_Aim_: Give only the number of lines where "JSON" occurs.

[BEGIN Material provided]

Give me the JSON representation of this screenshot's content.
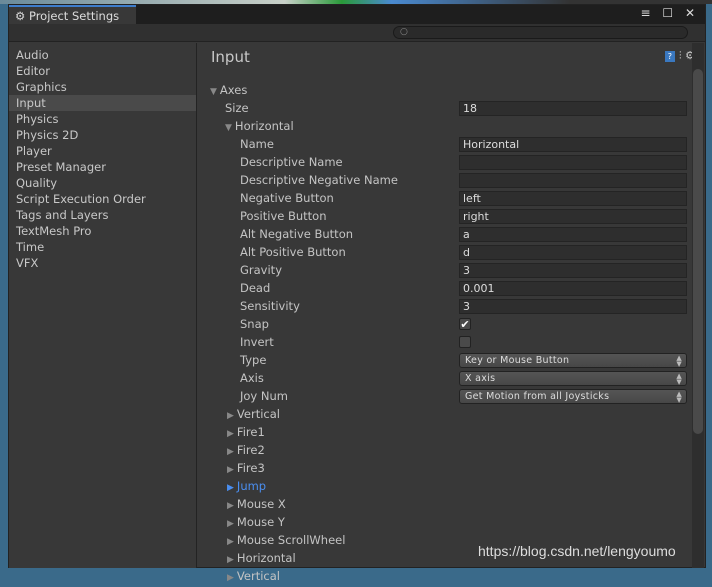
{
  "window": {
    "title": "Project Settings",
    "controls": "≡ ☐ ✕"
  },
  "search": {
    "placeholder": "",
    "icon": "search-icon"
  },
  "sidebar": {
    "items": [
      {
        "label": "Audio"
      },
      {
        "label": "Editor"
      },
      {
        "label": "Graphics"
      },
      {
        "label": "Input",
        "selected": true
      },
      {
        "label": "Physics"
      },
      {
        "label": "Physics 2D"
      },
      {
        "label": "Player"
      },
      {
        "label": "Preset Manager"
      },
      {
        "label": "Quality"
      },
      {
        "label": "Script Execution Order"
      },
      {
        "label": "Tags and Layers"
      },
      {
        "label": "TextMesh Pro"
      },
      {
        "label": "Time"
      },
      {
        "label": "VFX"
      }
    ]
  },
  "main": {
    "title": "Input",
    "axes_label": "Axes",
    "size_label": "Size",
    "size_value": "18",
    "horizontal": {
      "label": "Horizontal",
      "fields": [
        {
          "label": "Name",
          "value": "Horizontal",
          "type": "text"
        },
        {
          "label": "Descriptive Name",
          "value": "",
          "type": "text"
        },
        {
          "label": "Descriptive Negative Name",
          "value": "",
          "type": "text"
        },
        {
          "label": "Negative Button",
          "value": "left",
          "type": "text"
        },
        {
          "label": "Positive Button",
          "value": "right",
          "type": "text"
        },
        {
          "label": "Alt Negative Button",
          "value": "a",
          "type": "text"
        },
        {
          "label": "Alt Positive Button",
          "value": "d",
          "type": "text"
        },
        {
          "label": "Gravity",
          "value": "3",
          "type": "text"
        },
        {
          "label": "Dead",
          "value": "0.001",
          "type": "text"
        },
        {
          "label": "Sensitivity",
          "value": "3",
          "type": "text"
        },
        {
          "label": "Snap",
          "checked": true,
          "type": "check"
        },
        {
          "label": "Invert",
          "checked": false,
          "type": "check"
        },
        {
          "label": "Type",
          "value": "Key or Mouse Button",
          "type": "select"
        },
        {
          "label": "Axis",
          "value": "X axis",
          "type": "select"
        },
        {
          "label": "Joy Num",
          "value": "Get Motion from all Joysticks",
          "type": "select"
        }
      ]
    },
    "collapsed": [
      {
        "label": "Vertical"
      },
      {
        "label": "Fire1"
      },
      {
        "label": "Fire2"
      },
      {
        "label": "Fire3"
      },
      {
        "label": "Jump",
        "highlighted": true
      },
      {
        "label": "Mouse X"
      },
      {
        "label": "Mouse Y"
      },
      {
        "label": "Mouse ScrollWheel"
      },
      {
        "label": "Horizontal"
      },
      {
        "label": "Vertical"
      }
    ]
  },
  "watermark": "https://blog.csdn.net/lengyoumo",
  "colors": {
    "accent": "#3d7dcc",
    "highlight": "#4a8ef0",
    "background": "#383838"
  }
}
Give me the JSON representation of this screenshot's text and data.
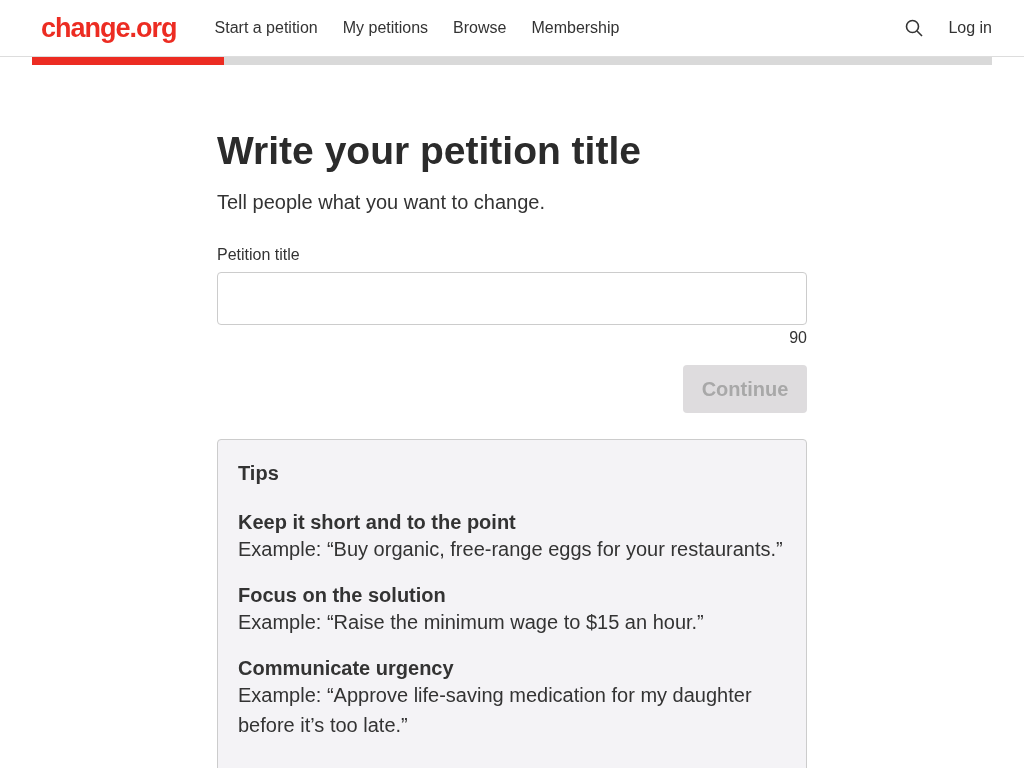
{
  "header": {
    "logo": "change.org",
    "nav": [
      {
        "label": "Start a petition"
      },
      {
        "label": "My petitions"
      },
      {
        "label": "Browse"
      },
      {
        "label": "Membership"
      }
    ],
    "login": "Log in"
  },
  "progress": {
    "level": 0.2
  },
  "heading": "Write your petition title",
  "subtitle": "Tell people what you want to change.",
  "field": {
    "label": "Petition title",
    "counter": "90"
  },
  "continue_button": {
    "label": "Continue",
    "disabled": true
  },
  "tips": {
    "title": "Tips",
    "items": [
      {
        "title": "Keep it short and to the point",
        "text": "Example: “Buy organic, free-range eggs for your restaurants.”"
      },
      {
        "title": "Focus on the solution",
        "text": "Example: “Raise the minimum wage to $15 an hour.”"
      },
      {
        "title": "Communicate urgency",
        "text": "Example: “Approve life-saving medication for my daughter before it’s too late.”"
      }
    ]
  }
}
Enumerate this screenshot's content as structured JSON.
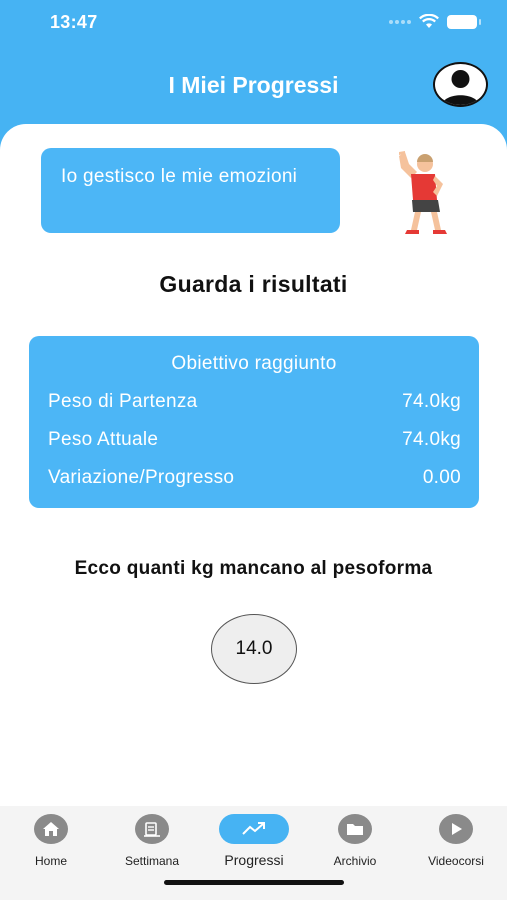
{
  "status_bar": {
    "time": "13:47"
  },
  "header": {
    "title": "I Miei Progressi",
    "avatar_icon": "user-avatar-icon"
  },
  "motto": {
    "text": "Io gestisco le mie emozioni",
    "illustration": "stretching-person-icon"
  },
  "section_title": "Guarda i risultati",
  "results": {
    "status": "Obiettivo raggiunto",
    "rows": [
      {
        "label": "Peso di Partenza",
        "value": "74.0kg"
      },
      {
        "label": "Peso Attuale",
        "value": "74.0kg"
      },
      {
        "label": "Variazione/Progresso",
        "value": "0.00"
      }
    ]
  },
  "remaining": {
    "label": "Ecco quanti kg mancano al pesoforma",
    "value": "14.0"
  },
  "tabs": [
    {
      "label": "Home",
      "icon": "home-icon",
      "active": false
    },
    {
      "label": "Settimana",
      "icon": "menu-plate-icon",
      "active": false
    },
    {
      "label": "Progressi",
      "icon": "trend-up-icon",
      "active": true
    },
    {
      "label": "Archivio",
      "icon": "folder-icon",
      "active": false
    },
    {
      "label": "Videocorsi",
      "icon": "play-icon",
      "active": false
    }
  ],
  "colors": {
    "primary": "#46b3f3",
    "card": "#4cb6f6",
    "tab_bar": "#f4f4f4"
  }
}
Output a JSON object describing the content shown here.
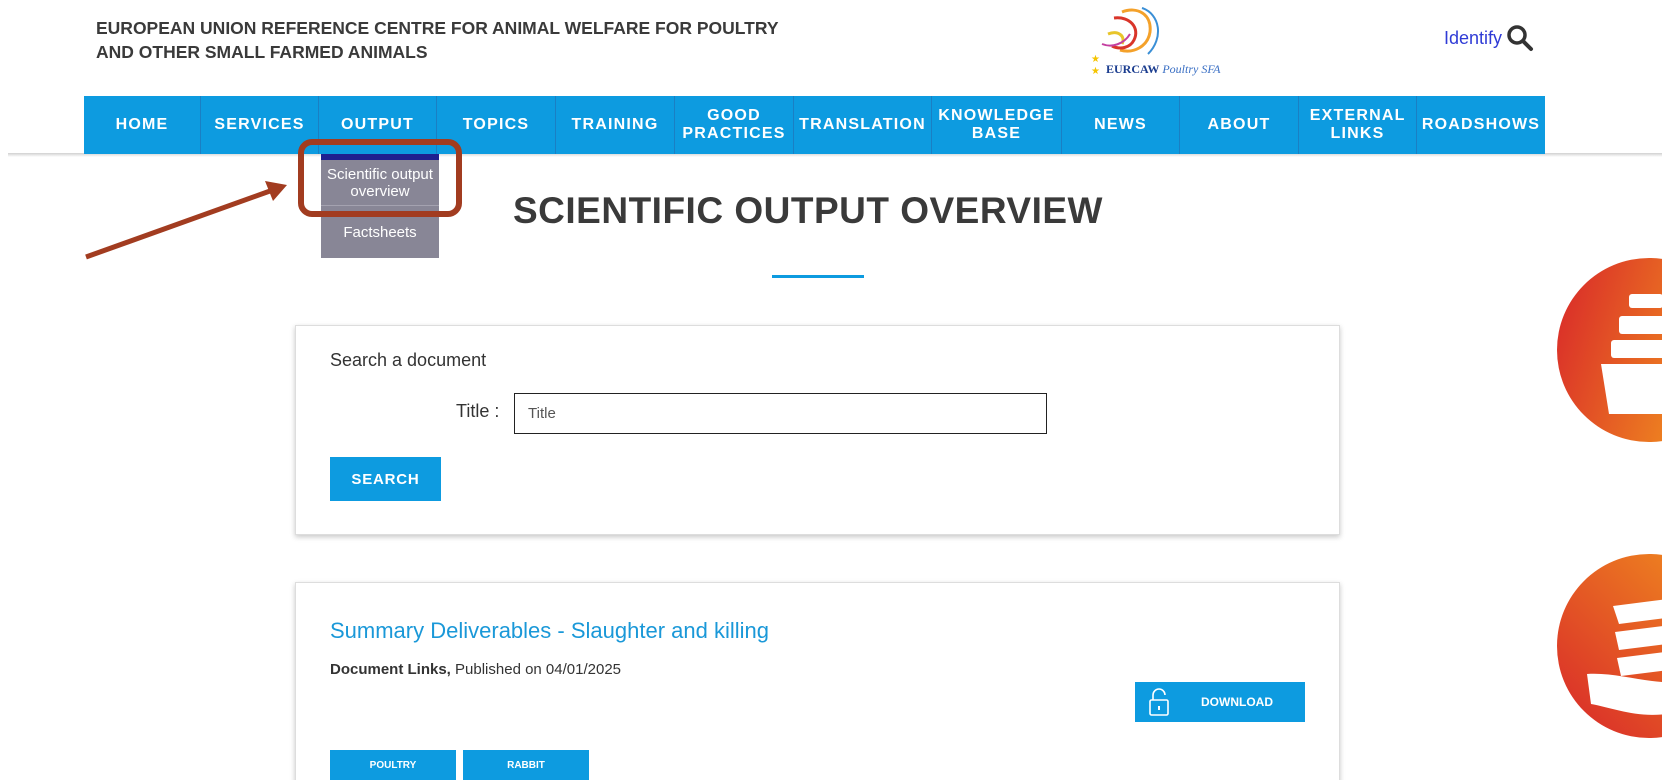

[END Material provided]

_Solution_: 4